WORK TO COMPLETE:
Please restate the following records word for word.

━━━ STORED DATA ━━━

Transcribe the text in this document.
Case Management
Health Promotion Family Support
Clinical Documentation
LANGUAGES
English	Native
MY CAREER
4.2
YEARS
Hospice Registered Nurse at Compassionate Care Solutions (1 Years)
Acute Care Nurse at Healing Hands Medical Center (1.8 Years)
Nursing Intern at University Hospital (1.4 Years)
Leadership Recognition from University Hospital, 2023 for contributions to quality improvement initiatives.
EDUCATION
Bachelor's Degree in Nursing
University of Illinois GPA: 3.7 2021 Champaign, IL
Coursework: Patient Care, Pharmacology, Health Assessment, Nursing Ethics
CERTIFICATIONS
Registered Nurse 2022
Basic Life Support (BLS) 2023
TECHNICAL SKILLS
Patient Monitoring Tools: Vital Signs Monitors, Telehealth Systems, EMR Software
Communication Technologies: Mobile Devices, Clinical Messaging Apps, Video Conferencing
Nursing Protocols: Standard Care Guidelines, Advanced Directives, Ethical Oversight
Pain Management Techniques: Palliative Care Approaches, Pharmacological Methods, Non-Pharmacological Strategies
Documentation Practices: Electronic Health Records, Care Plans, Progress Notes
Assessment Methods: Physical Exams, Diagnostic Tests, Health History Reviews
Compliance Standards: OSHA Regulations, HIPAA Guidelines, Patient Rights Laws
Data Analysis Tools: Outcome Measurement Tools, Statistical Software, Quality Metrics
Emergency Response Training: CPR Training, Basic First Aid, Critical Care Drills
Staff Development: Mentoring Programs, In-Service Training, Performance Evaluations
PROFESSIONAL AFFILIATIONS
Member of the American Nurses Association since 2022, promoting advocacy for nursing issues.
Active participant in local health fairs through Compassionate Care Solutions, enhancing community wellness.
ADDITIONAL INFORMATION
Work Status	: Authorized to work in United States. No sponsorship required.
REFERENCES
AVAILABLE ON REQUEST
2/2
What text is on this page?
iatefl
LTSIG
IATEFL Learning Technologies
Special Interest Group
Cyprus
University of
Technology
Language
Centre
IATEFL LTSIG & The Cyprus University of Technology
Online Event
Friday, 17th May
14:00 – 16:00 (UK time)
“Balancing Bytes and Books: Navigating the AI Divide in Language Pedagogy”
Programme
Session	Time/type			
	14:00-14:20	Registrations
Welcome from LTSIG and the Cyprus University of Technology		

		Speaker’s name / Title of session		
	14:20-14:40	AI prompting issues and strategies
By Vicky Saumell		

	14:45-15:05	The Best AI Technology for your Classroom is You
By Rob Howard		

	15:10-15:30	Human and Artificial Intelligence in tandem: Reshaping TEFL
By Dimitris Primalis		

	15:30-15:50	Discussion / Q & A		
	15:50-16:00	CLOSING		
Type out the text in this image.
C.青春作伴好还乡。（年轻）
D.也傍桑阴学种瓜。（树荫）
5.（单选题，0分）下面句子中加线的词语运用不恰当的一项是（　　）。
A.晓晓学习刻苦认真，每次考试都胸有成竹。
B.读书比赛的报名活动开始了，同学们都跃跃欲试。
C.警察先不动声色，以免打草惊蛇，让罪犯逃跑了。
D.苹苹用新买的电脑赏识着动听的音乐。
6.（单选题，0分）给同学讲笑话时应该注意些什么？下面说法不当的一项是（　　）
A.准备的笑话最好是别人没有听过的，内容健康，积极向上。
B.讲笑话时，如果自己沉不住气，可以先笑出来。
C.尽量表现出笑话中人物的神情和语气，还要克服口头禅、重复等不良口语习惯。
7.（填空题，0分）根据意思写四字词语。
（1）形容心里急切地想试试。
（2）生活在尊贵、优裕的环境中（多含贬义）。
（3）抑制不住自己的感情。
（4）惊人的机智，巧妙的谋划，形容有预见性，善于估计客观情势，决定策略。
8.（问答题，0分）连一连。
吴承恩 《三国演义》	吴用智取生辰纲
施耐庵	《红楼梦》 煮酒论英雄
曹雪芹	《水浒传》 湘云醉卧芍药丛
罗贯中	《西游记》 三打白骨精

━━━

FINISHED TASK:
Transcribe the text in this document.
Case Management
Health Promotion Family Support
Clinical Documentation
LANGUAGES
English	Native
MY CAREER
4.2
YEARS
Hospice Registered Nurse at Compassionate Care Solutions (1 Years)
Acute Care Nurse at Healing Hands Medical Center (1.8 Years)
Nursing Intern at University Hospital (1.4 Years)
Leadership Recognition from University Hospital, 2023 for contributions to quality improvement initiatives.
EDUCATION
Bachelor's Degree in Nursing
University of Illinois GPA: 3.7 2021 Champaign, IL
Coursework: Patient Care, Pharmacology, Health Assessment, Nursing Ethics
CERTIFICATIONS
Registered Nurse 2022
Basic Life Support (BLS) 2023
TECHNICAL SKILLS
Patient Monitoring Tools: Vital Signs Monitors, Telehealth Systems, EMR Software
Communication Technologies: Mobile Devices, Clinical Messaging Apps, Video Conferencing
Nursing Protocols: Standard Care Guidelines, Advanced Directives, Ethical Oversight
Pain Management Techniques: Palliative Care Approaches, Pharmacological Methods, Non-Pharmacological Strategies
Documentation Practices: Electronic Health Records, Care Plans, Progress Notes
Assessment Methods: Physical Exams, Diagnostic Tests, Health History Reviews
Compliance Standards: OSHA Regulations, HIPAA Guidelines, Patient Rights Laws
Data Analysis Tools: Outcome Measurement Tools, Statistical Software, Quality Metrics
Emergency Response Training: CPR Training, Basic First Aid, Critical Care Drills
Staff Development: Mentoring Programs, In-Service Training, Performance Evaluations
PROFESSIONAL AFFILIATIONS
Member of the American Nurses Association since 2022, promoting advocacy for nursing issues.
Active participant in local health fairs through Compassionate Care Solutions, enhancing community wellness.
ADDITIONAL INFORMATION
Work Status	: Authorized to work in United States. No sponsorship required.
REFERENCES
AVAILABLE ON REQUEST
2/2
What text is on this page?
iatefl
LTSIG
IATEFL Learning Technologies
Special Interest Group
Cyprus
University of
Technology
Language
Centre
IATEFL LTSIG & The Cyprus University of Technology
Online Event
Friday, 17th May
14:00 – 16:00 (UK time)
“Balancing Bytes and Books: Navigating the AI Divide in Language Pedagogy”
Programme
Session	Time/type			
	14:00-14:20	Registrations
Welcome from LTSIG and the Cyprus University of Technology		

		Speaker’s name / Title of session		
	14:20-14:40	AI prompting issues and strategies
By Vicky Saumell		

	14:45-15:05	The Best AI Technology for your Classroom is You
By Rob Howard		

	15:10-15:30	Human and Artificial Intelligence in tandem: Reshaping TEFL
By Dimitris Primalis		

	15:30-15:50	Discussion / Q & A		
	15:50-16:00	CLOSING		
Type out the text in this image.
C.青春作伴好还乡。（年轻）
D.也傍桑阴学种瓜。（树荫）
5.（单选题，0分）下面句子中加线的词语运用不恰当的一项是（　　）。
A.晓晓学习刻苦认真，每次考试都胸有成竹。
B.读书比赛的报名活动开始了，同学们都跃跃欲试。
C.警察先不动声色，以免打草惊蛇，让罪犯逃跑了。
D.苹苹用新买的电脑赏识着动听的音乐。
6.（单选题，0分）给同学讲笑话时应该注意些什么？下面说法不当的一项是（　　）
A.准备的笑话最好是别人没有听过的，内容健康，积极向上。
B.讲笑话时，如果自己沉不住气，可以先笑出来。
C.尽量表现出笑话中人物的神情和语气，还要克服口头禅、重复等不良口语习惯。
7.（填空题，0分）根据意思写四字词语。
（1）形容心里急切地想试试。
（2）生活在尊贵、优裕的环境中（多含贬义）。
（3）抑制不住自己的感情。
（4）惊人的机智，巧妙的谋划，形容有预见性，善于估计客观情势，决定策略。
8.（问答题，0分）连一连。
吴承恩 《三国演义》	吴用智取生辰纲
施耐庵	《红楼梦》 煮酒论英雄
曹雪芹	《水浒传》 湘云醉卧芍药丛
罗贯中	《西游记》 三打白骨精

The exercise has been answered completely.